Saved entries
::::

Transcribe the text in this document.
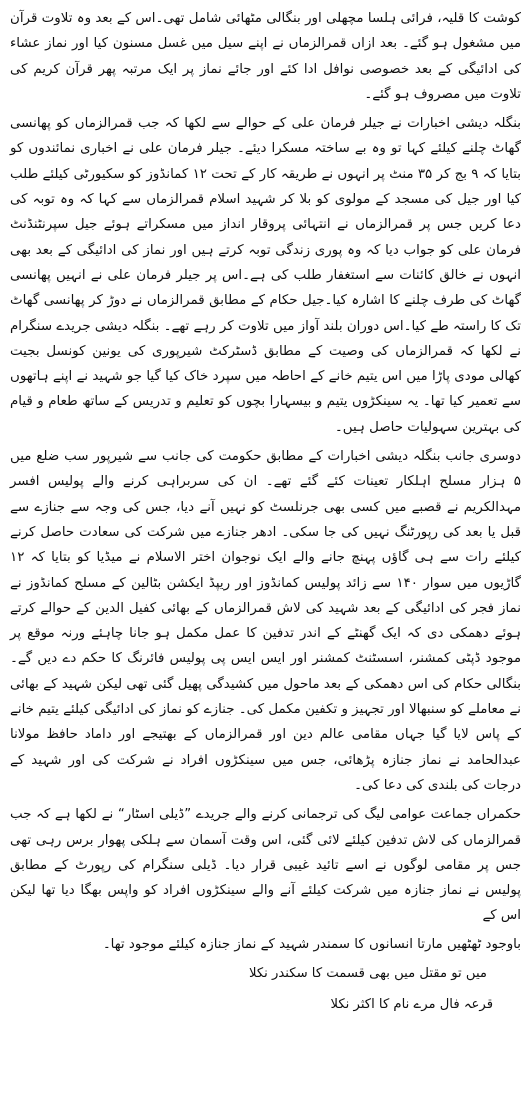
کوشت کا قلیہ، فرائی ہلسا مچھلی اور بنگالی مٹھائی شامل تھی۔اس کے بعد وہ تلاوت قرآن میں مشغول ہو گئے۔ بعد ازاں قمرالزماں نے اپنے سیل میں غسل مسنون کیا اور نماز عشاء کی ادائیگی کے بعد خصوصی نوافل ادا کئے اور جائے نماز پر ایک مرتبہ پھر قرآن کریم کی تلاوت میں مصروف ہو گئے۔

بنگلہ دیشی اخبارات نے جیلر فرمان علی کے حوالے سے لکھا کہ جب قمرالزماں کو پھانسی گھاٹ چلنے کیلئے کہا تو وہ بے ساختہ مسکرا دیئے۔ جیلر فرمان علی نے اخباری نمائندوں کو بتایا کہ ۹ بج کر ۳۵ منٹ پر انہوں نے طریقہ کار کے تحت ۱۲ کمانڈوز کو سکیورٹی کیلئے طلب کیا اور جیل کی مسجد کے مولوی کو بلا کر شہید اسلام قمرالزماں سے کہا کہ وہ توبہ کی دعا کریں جس پر قمرالزماں نے انتہائی پروقار انداز میں مسکراتے ہوئے جیل سپرنٹنڈنٹ فرمان علی کو جواب دیا کہ وہ پوری زندگی توبہ کرتے ہیں اور نماز کی ادائیگی کے بعد بھی انہوں نے خالق کائنات سے استغفار طلب کی ہے۔اس پر جیلر فرمان علی نے انہیں پھانسی گھاٹ کی طرف چلنے کا اشارہ کیا۔جیل حکام کے مطابق قمرالزماں نے دوڑ کر پھانسی گھاٹ تک کا راستہ طے کیا۔اس دوران بلند آواز میں تلاوت کر رہے تھے۔ بنگلہ دیشی جریدے سنگرام نے لکھا کہ قمرالزماں کی وصیت کے مطابق ڈسٹرکٹ شیرپوری کی یونین کونسل بجیت کھالی مودی پاڑا میں اس یتیم خانے کے احاطہ میں سپرد خاک کیا گیا جو شہید نے اپنے ہاتھوں سے تعمیر کیا تھا۔ یہ سینکڑوں یتیم و بیسہارا بچوں کو تعلیم و تدریس کے ساتھ طعام و قیام کی بہترین سہولیات حاصل ہیں۔

دوسری جانب بنگلہ دیشی اخبارات کے مطابق حکومت کی جانب سے شیرپور سب ضلع میں ۵ ہزار مسلح اہلکار تعینات کئے گئے تھے۔ ان کی سربراہی کرنے والے پولیس افسر مہدالکریم نے قصبے میں کسی بھی جرنلسٹ کو نہیں آنے دیا، جس کی وجہ سے جنازے سے قبل یا بعد کی رپورٹنگ نہیں کی جا سکی۔ ادھر جنازے میں شرکت کی سعادت حاصل کرنے کیلئے رات سے ہی گاؤں پہنچ جانے والے ایک نوجوان اختر الاسلام نے میڈیا کو بتایا کہ ۱۲ گاڑیوں میں سوار ۱۴۰ سے زائد پولیس کمانڈوز اور ریپڈ ایکشن بٹالین کے مسلح کمانڈوز نے نماز فجر کی ادائیگی کے بعد شہید کی لاش قمرالزماں کے بھائی کفیل الدین کے حوالے کرتے ہوئے دھمکی دی کہ ایک گھنٹے کے اندر تدفین کا عمل مکمل ہو جانا چاہئے ورنہ موقع پر موجود ڈپٹی کمشنر، اسسٹنٹ کمشنر اور ایس ایس پی پولیس فائرنگ کا حکم دے دیں گے۔ بنگالی حکام کی اس دھمکی کے بعد ماحول میں کشیدگی پھیل گئی تھی لیکن شہید کے بھائی نے معاملے کو سنبھالا اور تجہیز و تکفین مکمل کی۔ جنازے کو نماز کی ادائیگی کیلئے یتیم خانے کے پاس لایا گیا جہاں مقامی عالم دین اور قمرالزماں کے بھتیجے اور داماد حافظ مولانا عبدالحامد نے نماز جنازہ پڑھائی، جس میں سینکڑوں افراد نے شرکت کی اور شہید کے درجات کی بلندی کی دعا کی۔

حکمراں جماعت عوامی لیگ کی ترجمانی کرنے والے جریدے ”ڈیلی اسٹار“ نے لکھا ہے کہ جب قمرالزماں کی لاش تدفین کیلئے لائی گئی، اس وقت آسمان سے ہلکی پھوار برس رہی تھی جس پر مقامی لوگوں نے اسے تائید غیبی قرار دیا۔ ڈیلی سنگرام کی رپورٹ کے مطابق پولیس نے نماز جنازہ میں شرکت کیلئے آنے والے سینکڑوں افراد کو واپس بھگا دیا تھا لیکن اس کے

باوجود ٹھٹھیں مارتا انسانوں کا سمندر شہید کے نماز جنازہ کیلئے موجود تھا۔

میں تو مقتل میں بھی قسمت کا سکندر نکلا
قرعہ فال مرے نام کا اکثر نکلا
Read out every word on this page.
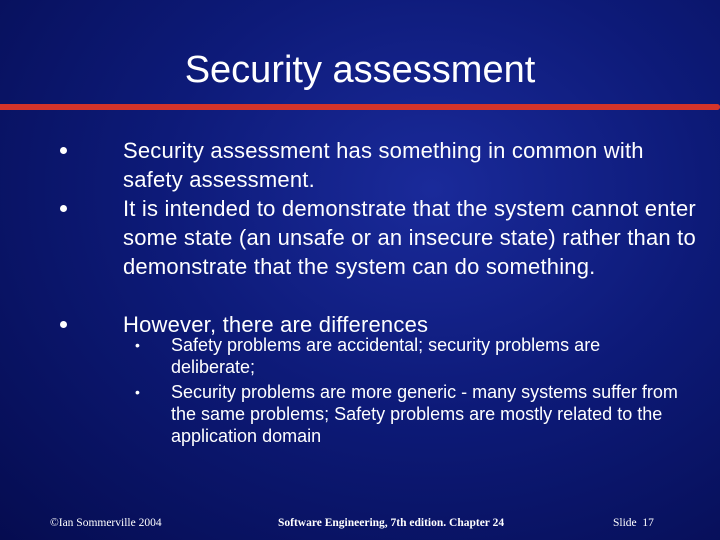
Security assessment
Security assessment has something in common with safety assessment.
It is intended to demonstrate that the system cannot enter some state (an unsafe or an insecure state) rather than to demonstrate that the system can do something.
However, there are differences
• Safety problems are accidental; security problems are deliberate;
• Security problems are more generic - many systems suffer from the same problems; Safety problems are mostly related to the application domain
©Ian Sommerville 2004	Software Engineering, 7th edition. Chapter 24	Slide  17
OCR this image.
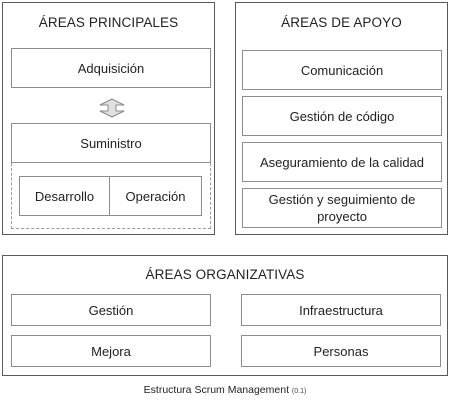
ÁREAS PRINCIPALES
Adquisición
Suministro
Desarrollo	Operación
ÁREAS DE APOYO
Comunicación
Gestión de código
Aseguramiento de la calidad
Gestión y seguimiento de proyecto
ÁREAS ORGANIZATIVAS
Gestión	Infraestructura
Mejora	Personas
Estructura Scrum Management (0.1)
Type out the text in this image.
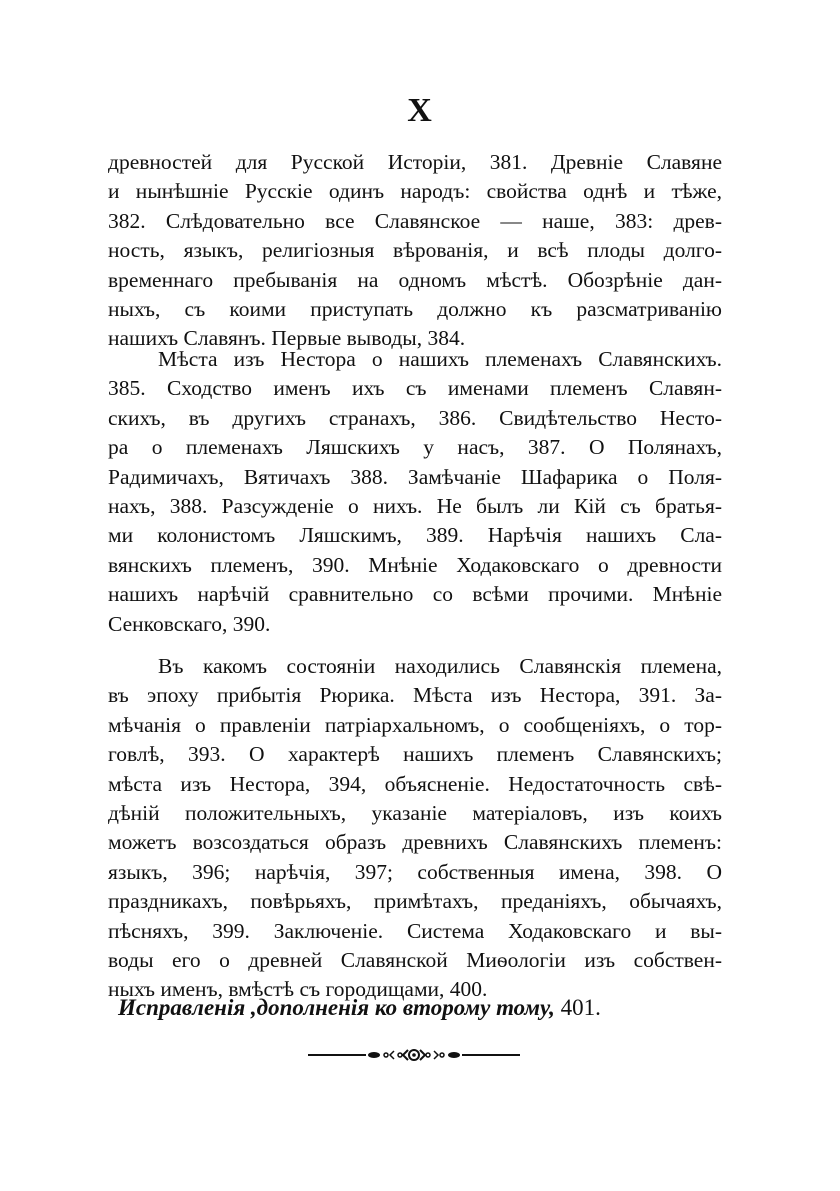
X
древностей для Русской Исторіи, 381. Древніе Славяне
и нынѣшніе Русскіе одинъ народъ: свойства однѣ и тѣже,
382. Слѣдовательно все Славянское — наше, 383: древ-
ность, языкъ, религіозныя вѣрованія, и всѣ плоды долго-
временнаго пребыванія на одномъ мѣстѣ. Обозрѣніе дан-
ныхъ, съ коими приступать должно къ разсматриванію
нашихъ Славянъ. Первые выводы, 384.
Мѣста изъ Нестора о нашихъ племенахъ Славянскихъ.
385. Сходство именъ ихъ съ именами племенъ Славян-
скихъ, въ другихъ странахъ, 386. Свидѣтельство Несто-
ра о племенахъ Ляшскихъ у насъ, 387. О Полянахъ,
Радимичахъ, Вятичахъ 388. Замѣчаніе Шафарика о Поля-
нахъ, 388. Разсужденіе о нихъ. Не былъ ли Кій съ братья-
ми колонистомъ Ляшскимъ, 389. Нарѣчія нашихъ Сла-
вянскихъ племенъ, 390. Мнѣніе Ходаковскаго о древности
нашихъ нарѣчій сравнительно со всѣми прочими. Мнѣніе
Сенковскаго, 390.
Въ какомъ состояніи находились Славянскія племена,
въ эпоху прибытія Рюрика. Мѣста изъ Нестора, 391. За-
мѣчанія о правленіи патріархальномъ, о сообщеніяхъ, о тор-
говлѣ, 393. О характерѣ нашихъ племенъ Славянскихъ;
мѣста изъ Нестора, 394, объясненіе. Недостаточность свѣ-
дѣній положительныхъ, указаніе матеріаловъ, изъ коихъ
можетъ возсоздаться образъ древнихъ Славянскихъ племенъ:
языкъ, 396; нарѣчія, 397; собственныя имена, 398. О
праздникахъ, повѣрьяхъ, примѣтахъ, преданіяхъ, обычаяхъ,
пѣсняхъ, 399. Заключеніе. Система Ходаковскаго и вы-
воды его о древней Славянской Миѳологіи изъ собствен-
ныхъ именъ, вмѣстѣ съ городищами, 400.
Исправленія ,дополненія ко второму тому, 401.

::::

Without the pictures, repeat all the records word for word.

Transcribe the text in this document.
کوشت کا قلیہ، فرائی ہلسا مچھلی اور بنگالی مٹھائی شامل تھی۔اس کے بعد وہ تلاوت قرآن میں مشغول ہو گئے۔ بعد ازاں قمرالزماں نے اپنے سیل میں غسل مسنون کیا اور نماز عشاء کی ادائیگی کے بعد خصوصی نوافل ادا کئے اور جائے نماز پر ایک مرتبہ پھر قرآن کریم کی تلاوت میں مصروف ہو گئے۔

بنگلہ دیشی اخبارات نے جیلر فرمان علی کے حوالے سے لکھا کہ جب قمرالزماں کو پھانسی گھاٹ چلنے کیلئے کہا تو وہ بے ساختہ مسکرا دیئے۔ جیلر فرمان علی نے اخباری نمائندوں کو بتایا کہ ۹ بج کر ۳۵ منٹ پر انہوں نے طریقہ کار کے تحت ۱۲ کمانڈوز کو سکیورٹی کیلئے طلب کیا اور جیل کی مسجد کے مولوی کو بلا کر شہید اسلام قمرالزماں سے کہا کہ وہ توبہ کی دعا کریں جس پر قمرالزماں نے انتہائی پروقار انداز میں مسکراتے ہوئے جیل سپرنٹنڈنٹ فرمان علی کو جواب دیا کہ وہ پوری زندگی توبہ کرتے ہیں اور نماز کی ادائیگی کے بعد بھی انہوں نے خالق کائنات سے استغفار طلب کی ہے۔اس پر جیلر فرمان علی نے انہیں پھانسی گھاٹ کی طرف چلنے کا اشارہ کیا۔جیل حکام کے مطابق قمرالزماں نے دوڑ کر پھانسی گھاٹ تک کا راستہ طے کیا۔اس دوران بلند آواز میں تلاوت کر رہے تھے۔ بنگلہ دیشی جریدے سنگرام نے لکھا کہ قمرالزماں کی وصیت کے مطابق ڈسٹرکٹ شیرپوری کی یونین کونسل بجیت کھالی مودی پاڑا میں اس یتیم خانے کے احاطہ میں سپرد خاک کیا گیا جو شہید نے اپنے ہاتھوں سے تعمیر کیا تھا۔ یہ سینکڑوں یتیم و بیسہارا بچوں کو تعلیم و تدریس کے ساتھ طعام و قیام کی بہترین سہولیات حاصل ہیں۔

دوسری جانب بنگلہ دیشی اخبارات کے مطابق حکومت کی جانب سے شیرپور سب ضلع میں ۵ ہزار مسلح اہلکار تعینات کئے گئے تھے۔ ان کی سربراہی کرنے والے پولیس افسر مہدالکریم نے قصبے میں کسی بھی جرنلسٹ کو نہیں آنے دیا، جس کی وجہ سے جنازے سے قبل یا بعد کی رپورٹنگ نہیں کی جا سکی۔ ادھر جنازے میں شرکت کی سعادت حاصل کرنے کیلئے رات سے ہی گاؤں پہنچ جانے والے ایک نوجوان اختر الاسلام نے میڈیا کو بتایا کہ ۱۲ گاڑیوں میں سوار ۱۴۰ سے زائد پولیس کمانڈوز اور ریپڈ ایکشن بٹالین کے مسلح کمانڈوز نے نماز فجر کی ادائیگی کے بعد شہید کی لاش قمرالزماں کے بھائی کفیل الدین کے حوالے کرتے ہوئے دھمکی دی کہ ایک گھنٹے کے اندر تدفین کا عمل مکمل ہو جانا چاہئے ورنہ موقع پر موجود ڈپٹی کمشنر، اسسٹنٹ کمشنر اور ایس ایس پی پولیس فائرنگ کا حکم دے دیں گے۔ بنگالی حکام کی اس دھمکی کے بعد ماحول میں کشیدگی پھیل گئی تھی لیکن شہید کے بھائی نے معاملے کو سنبھالا اور تجہیز و تکفین مکمل کی۔ جنازے کو نماز کی ادائیگی کیلئے یتیم خانے کے پاس لایا گیا جہاں مقامی عالم دین اور قمرالزماں کے بھتیجے اور داماد حافظ مولانا عبدالحامد نے نماز جنازہ پڑھائی، جس میں سینکڑوں افراد نے شرکت کی اور شہید کے درجات کی بلندی کی دعا کی۔

حکمراں جماعت عوامی لیگ کی ترجمانی کرنے والے جریدے ”ڈیلی اسٹار“ نے لکھا ہے کہ جب قمرالزماں کی لاش تدفین کیلئے لائی گئی، اس وقت آسمان سے ہلکی پھوار برس رہی تھی جس پر مقامی لوگوں نے اسے تائید غیبی قرار دیا۔ ڈیلی سنگرام کی رپورٹ کے مطابق پولیس نے نماز جنازہ میں شرکت کیلئے آنے والے سینکڑوں افراد کو واپس بھگا دیا تھا لیکن اس کے

باوجود ٹھٹھیں مارتا انسانوں کا سمندر شہید کے نماز جنازہ کیلئے موجود تھا۔

میں تو مقتل میں بھی قسمت کا سکندر نکلا
قرعہ فال مرے نام کا اکثر نکلا
Read out every word on this page.
Security assessment
Security assessment has something in common with safety assessment.
It is intended to demonstrate that the system cannot enter some state (an unsafe or an insecure state) rather than to demonstrate that the system can do something.
However, there are differences
• Safety problems are accidental; security problems are deliberate;
• Security problems are more generic - many systems suffer from the same problems; Safety problems are mostly related to the application domain
©Ian Sommerville 2004	Software Engineering, 7th edition. Chapter 24	Slide  17
OCR this image.
ÁREAS PRINCIPALES
Adquisición
Suministro
Desarrollo	Operación
ÁREAS DE APOYO
Comunicación
Gestión de código
Aseguramiento de la calidad
Gestión y seguimiento de proyecto
ÁREAS ORGANIZATIVAS
Gestión	Infraestructura
Mejora	Personas
Estructura Scrum Management (0.1)
Type out the text in this image.
X
древностей для Русской Исторіи, 381. Древніе Славяне
и нынѣшніе Русскіе одинъ народъ: свойства однѣ и тѣже,
382. Слѣдовательно все Славянское — наше, 383: древ-
ность, языкъ, религіозныя вѣрованія, и всѣ плоды долго-
временнаго пребыванія на одномъ мѣстѣ. Обозрѣніе дан-
ныхъ, съ коими приступать должно къ разсматриванію
нашихъ Славянъ. Первые выводы, 384.
Мѣста изъ Нестора о нашихъ племенахъ Славянскихъ.
385. Сходство именъ ихъ съ именами племенъ Славян-
скихъ, въ другихъ странахъ, 386. Свидѣтельство Несто-
ра о племенахъ Ляшскихъ у насъ, 387. О Полянахъ,
Радимичахъ, Вятичахъ 388. Замѣчаніе Шафарика о Поля-
нахъ, 388. Разсужденіе о нихъ. Не былъ ли Кій съ братья-
ми колонистомъ Ляшскимъ, 389. Нарѣчія нашихъ Сла-
вянскихъ племенъ, 390. Мнѣніе Ходаковскаго о древности
нашихъ нарѣчій сравнительно со всѣми прочими. Мнѣніе
Сенковскаго, 390.
Въ какомъ состояніи находились Славянскія племена,
въ эпоху прибытія Рюрика. Мѣста изъ Нестора, 391. За-
мѣчанія о правленіи патріархальномъ, о сообщеніяхъ, о тор-
говлѣ, 393. О характерѣ нашихъ племенъ Славянскихъ;
мѣста изъ Нестора, 394, объясненіе. Недостаточность свѣ-
дѣній положительныхъ, указаніе матеріаловъ, изъ коихъ
можетъ возсоздаться образъ древнихъ Славянскихъ племенъ:
языкъ, 396; нарѣчія, 397; собственныя имена, 398. О
праздникахъ, повѣрьяхъ, примѣтахъ, преданіяхъ, обычаяхъ,
пѣсняхъ, 399. Заключеніе. Система Ходаковскаго и вы-
воды его о древней Славянской Миѳологіи изъ собствен-
ныхъ именъ, вмѣстѣ съ городищами, 400.
Исправленія ,дополненія ко второму тому, 401.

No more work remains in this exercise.